THE EXERCISE:
Give back exactly the lines starting at the one with "What text is on this page?" and ending at the last line of the data below. Pictures are not part of the copy.

Stored items from a collection
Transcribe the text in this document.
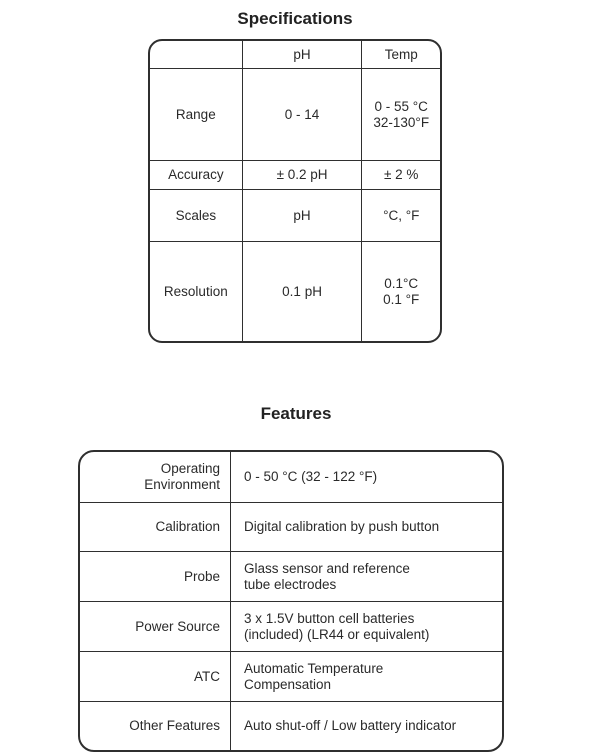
Specifications
	pH	Temp
Range	0 - 14	0 - 55 °C
32-130°F

Accuracy	± 0.2 pH	± 2 %
Scales	pH	°C, °F
Resolution	0.1 pH	0.1°C
0.1 °F
Features
Operating
Environment	0 - 50 °C (32 - 122 °F)
Calibration	Digital calibration by push button
Probe	Glass sensor and reference
tube electrodes

Power Source	3 x 1.5V button cell batteries
(included) (LR44 or equivalent)

ATC	Automatic Temperature
Compensation

Other Features	Auto shut-off / Low battery indicator
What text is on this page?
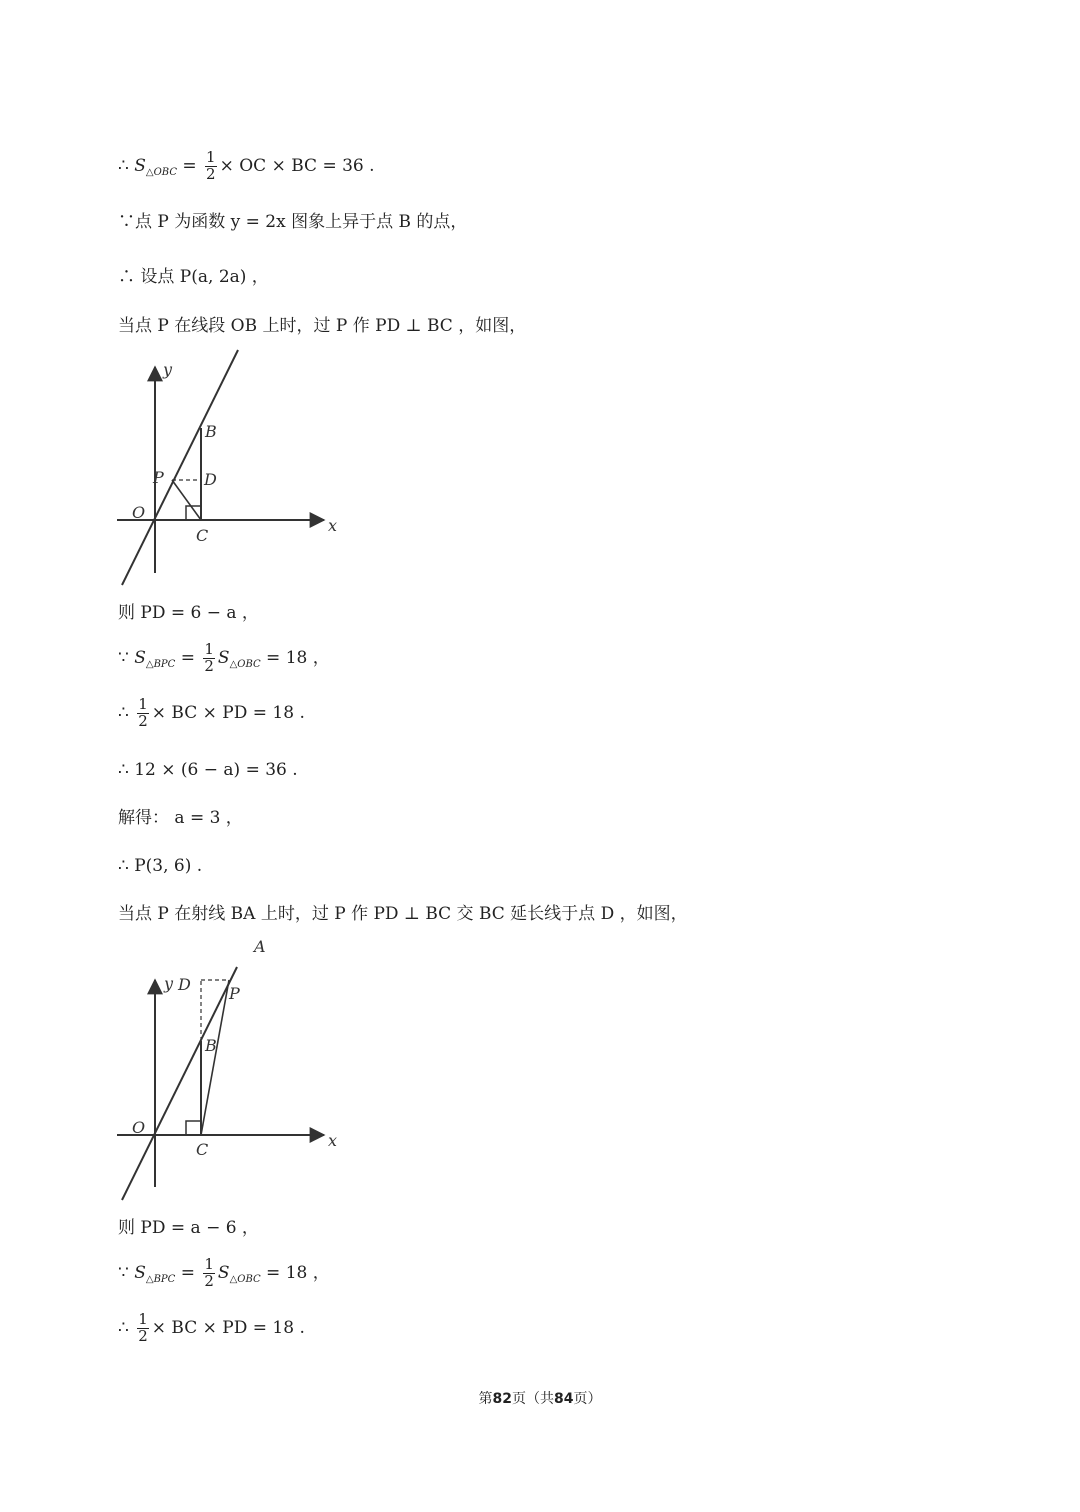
∴ $S_{\triangle OBC} = \frac{1}{2}$ × OC × BC = 36 .
∵点 P 为函数 y = 2x 图象上异于点 B 的点，
∴ 设点 P(a, 2a) ，
当点 P 在线段 OB 上时，过 P 作 PD ⊥ BC ，如图，
y
x
O
B
P	D
C
则 PD = 6 − a ，
∵ $S_{\triangle BPC} = \frac{1}{2} S_{\triangle OBC} = 18$ ，
∴ $\frac{1}{2}$ × BC × PD = 18 .
∴ 12 × (6 − a) = 36 .
解得： a = 3 ，
∴ P(3, 6) .
当点 P 在射线 BA 上时，过 P 作 PD ⊥ BC 交 BC 延长线于点 D ，如图，
A
y D P
B
O
C	x
则 PD = a − 6 ，
∵ $S_{\triangle BPC} = \frac{1}{2} S_{\triangle OBC} = 18$ ，
∴ $\frac{1}{2}$ × BC × PD = 18 .
第82页（共84页）
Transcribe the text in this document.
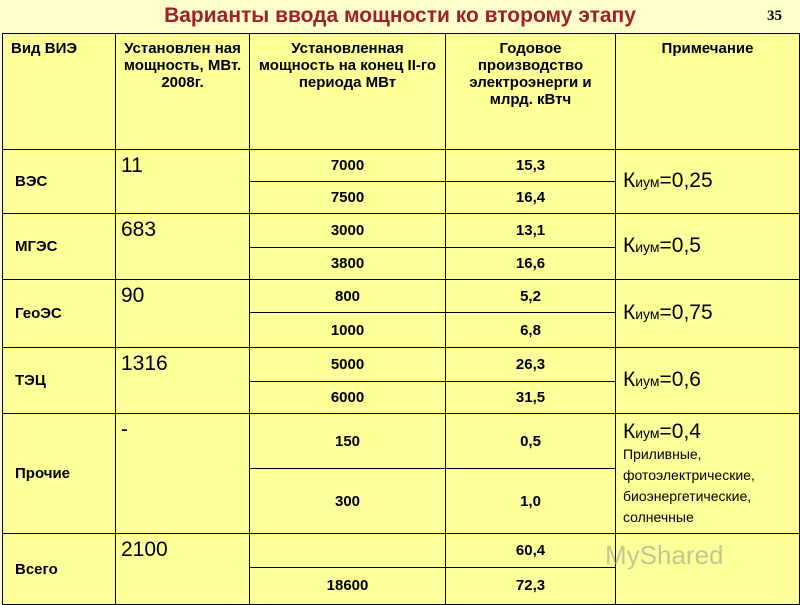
Варианты ввода мощности ко второму этапу	35
Вид ВИЭ	Установлен ная мощность, МВт. 2008г.	Установленная мощность на конец II-го периода МВт	Годовое производство электроэнерги и млрд. кВтч	Примечание
ВЭС	11	7000	15,3	Киум=0,25

		7500	16,4	
МГЭС	683	3000	13,1	Киум=0,5

		3800	16,6	
ГеоЭС	90	800	5,2	Киум=0,75

		1000	6,8	
ТЭЦ	1316	5000	26,3	Киум=0,6

		6000	31,5	
Прочие	-	150	0,5	Киум=0,4
Приливные, фотоэлектрические, биоэнергетические, солнечные

		300	1,0	
Всего	2100		60,4	

		18600	72,3	
MyShared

EXERCISE SOLUTION:
What text is on this page?
∴ $S_{\triangle OBC} = \frac{1}{2}$ × OC × BC = 36 .
∵点 P 为函数 y = 2x 图象上异于点 B 的点，
∴ 设点 P(a, 2a) ，
当点 P 在线段 OB 上时，过 P 作 PD ⊥ BC ，如图，
y
x
O
B
P	D
C
则 PD = 6 − a ，
∵ $S_{\triangle BPC} = \frac{1}{2} S_{\triangle OBC} = 18$ ，
∴ $\frac{1}{2}$ × BC × PD = 18 .
∴ 12 × (6 − a) = 36 .
解得： a = 3 ，
∴ P(3, 6) .
当点 P 在射线 BA 上时，过 P 作 PD ⊥ BC 交 BC 延长线于点 D ，如图，
A
y D P
B
O
C	x
则 PD = a − 6 ，
∵ $S_{\triangle BPC} = \frac{1}{2} S_{\triangle OBC} = 18$ ，
∴ $\frac{1}{2}$ × BC × PD = 18 .
第82页（共84页）
Transcribe the text in this document.
Варианты ввода мощности ко второму этапу	35
Вид ВИЭ	Установлен ная мощность, МВт. 2008г.	Установленная мощность на конец II-го периода МВт	Годовое производство электроэнерги и млрд. кВтч	Примечание
ВЭС	11	7000	15,3	Киум=0,25

		7500	16,4	
МГЭС	683	3000	13,1	Киум=0,5

		3800	16,6	
ГеоЭС	90	800	5,2	Киум=0,75

		1000	6,8	
ТЭЦ	1316	5000	26,3	Киум=0,6

		6000	31,5	
Прочие	-	150	0,5	Киум=0,4
Приливные, фотоэлектрические, биоэнергетические, солнечные

		300	1,0	
Всего	2100		60,4	

		18600	72,3	
MyShared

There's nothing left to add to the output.